(Extracted data entries)
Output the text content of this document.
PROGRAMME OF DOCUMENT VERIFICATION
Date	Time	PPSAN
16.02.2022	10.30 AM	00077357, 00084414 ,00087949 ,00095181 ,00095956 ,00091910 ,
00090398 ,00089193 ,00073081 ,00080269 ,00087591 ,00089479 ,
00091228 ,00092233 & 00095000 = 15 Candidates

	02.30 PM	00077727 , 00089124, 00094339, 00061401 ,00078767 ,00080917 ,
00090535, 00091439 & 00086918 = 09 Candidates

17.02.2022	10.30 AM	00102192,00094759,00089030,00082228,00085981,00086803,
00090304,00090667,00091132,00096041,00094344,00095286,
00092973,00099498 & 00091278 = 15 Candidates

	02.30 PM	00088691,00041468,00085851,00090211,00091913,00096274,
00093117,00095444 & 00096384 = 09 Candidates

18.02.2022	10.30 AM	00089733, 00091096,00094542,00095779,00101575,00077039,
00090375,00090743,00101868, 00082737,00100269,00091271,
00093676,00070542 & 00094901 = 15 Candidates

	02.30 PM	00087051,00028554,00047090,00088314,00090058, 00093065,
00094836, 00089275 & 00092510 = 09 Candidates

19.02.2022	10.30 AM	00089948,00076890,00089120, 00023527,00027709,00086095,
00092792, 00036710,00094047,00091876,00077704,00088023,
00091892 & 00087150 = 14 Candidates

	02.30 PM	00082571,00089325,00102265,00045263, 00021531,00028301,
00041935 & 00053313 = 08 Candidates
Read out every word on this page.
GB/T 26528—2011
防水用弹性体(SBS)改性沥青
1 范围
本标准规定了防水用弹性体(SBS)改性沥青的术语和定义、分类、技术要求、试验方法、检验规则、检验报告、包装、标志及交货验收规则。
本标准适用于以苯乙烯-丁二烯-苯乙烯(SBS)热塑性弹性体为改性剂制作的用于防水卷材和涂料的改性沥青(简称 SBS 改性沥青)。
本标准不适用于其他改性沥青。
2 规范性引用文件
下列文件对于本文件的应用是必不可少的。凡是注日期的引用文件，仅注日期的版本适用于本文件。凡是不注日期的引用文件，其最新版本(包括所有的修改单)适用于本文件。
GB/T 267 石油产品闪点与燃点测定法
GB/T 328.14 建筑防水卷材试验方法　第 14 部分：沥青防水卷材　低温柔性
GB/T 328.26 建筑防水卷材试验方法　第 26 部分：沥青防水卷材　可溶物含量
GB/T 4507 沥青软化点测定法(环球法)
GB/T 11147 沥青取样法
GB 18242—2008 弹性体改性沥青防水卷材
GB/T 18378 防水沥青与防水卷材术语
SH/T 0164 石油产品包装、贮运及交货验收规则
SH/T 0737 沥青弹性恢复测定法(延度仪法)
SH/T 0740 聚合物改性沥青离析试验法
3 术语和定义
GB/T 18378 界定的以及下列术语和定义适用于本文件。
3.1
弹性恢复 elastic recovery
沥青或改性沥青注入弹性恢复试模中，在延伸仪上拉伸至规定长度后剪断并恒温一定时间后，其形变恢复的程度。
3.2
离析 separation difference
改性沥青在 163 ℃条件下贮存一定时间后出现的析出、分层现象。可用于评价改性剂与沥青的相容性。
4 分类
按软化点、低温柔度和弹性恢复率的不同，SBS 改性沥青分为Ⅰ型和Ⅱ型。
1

| TO DO |
Find "Read out every word on this page." in the data above, then repeat that line and all lines after it exactly, ending with the final line.

| ANSWER FOR THE TASK |
Read out every word on this page.
GB/T 26528—2011
防水用弹性体(SBS)改性沥青
1 范围
本标准规定了防水用弹性体(SBS)改性沥青的术语和定义、分类、技术要求、试验方法、检验规则、检验报告、包装、标志及交货验收规则。
本标准适用于以苯乙烯-丁二烯-苯乙烯(SBS)热塑性弹性体为改性剂制作的用于防水卷材和涂料的改性沥青(简称 SBS 改性沥青)。
本标准不适用于其他改性沥青。
2 规范性引用文件
下列文件对于本文件的应用是必不可少的。凡是注日期的引用文件，仅注日期的版本适用于本文件。凡是不注日期的引用文件，其最新版本(包括所有的修改单)适用于本文件。
GB/T 267 石油产品闪点与燃点测定法
GB/T 328.14 建筑防水卷材试验方法　第 14 部分：沥青防水卷材　低温柔性
GB/T 328.26 建筑防水卷材试验方法　第 26 部分：沥青防水卷材　可溶物含量
GB/T 4507 沥青软化点测定法(环球法)
GB/T 11147 沥青取样法
GB 18242—2008 弹性体改性沥青防水卷材
GB/T 18378 防水沥青与防水卷材术语
SH/T 0164 石油产品包装、贮运及交货验收规则
SH/T 0737 沥青弹性恢复测定法(延度仪法)
SH/T 0740 聚合物改性沥青离析试验法
3 术语和定义
GB/T 18378 界定的以及下列术语和定义适用于本文件。
3.1
弹性恢复 elastic recovery
沥青或改性沥青注入弹性恢复试模中，在延伸仪上拉伸至规定长度后剪断并恒温一定时间后，其形变恢复的程度。
3.2
离析 separation difference
改性沥青在 163 ℃条件下贮存一定时间后出现的析出、分层现象。可用于评价改性剂与沥青的相容性。
4 分类
按软化点、低温柔度和弹性恢复率的不同，SBS 改性沥青分为Ⅰ型和Ⅱ型。
1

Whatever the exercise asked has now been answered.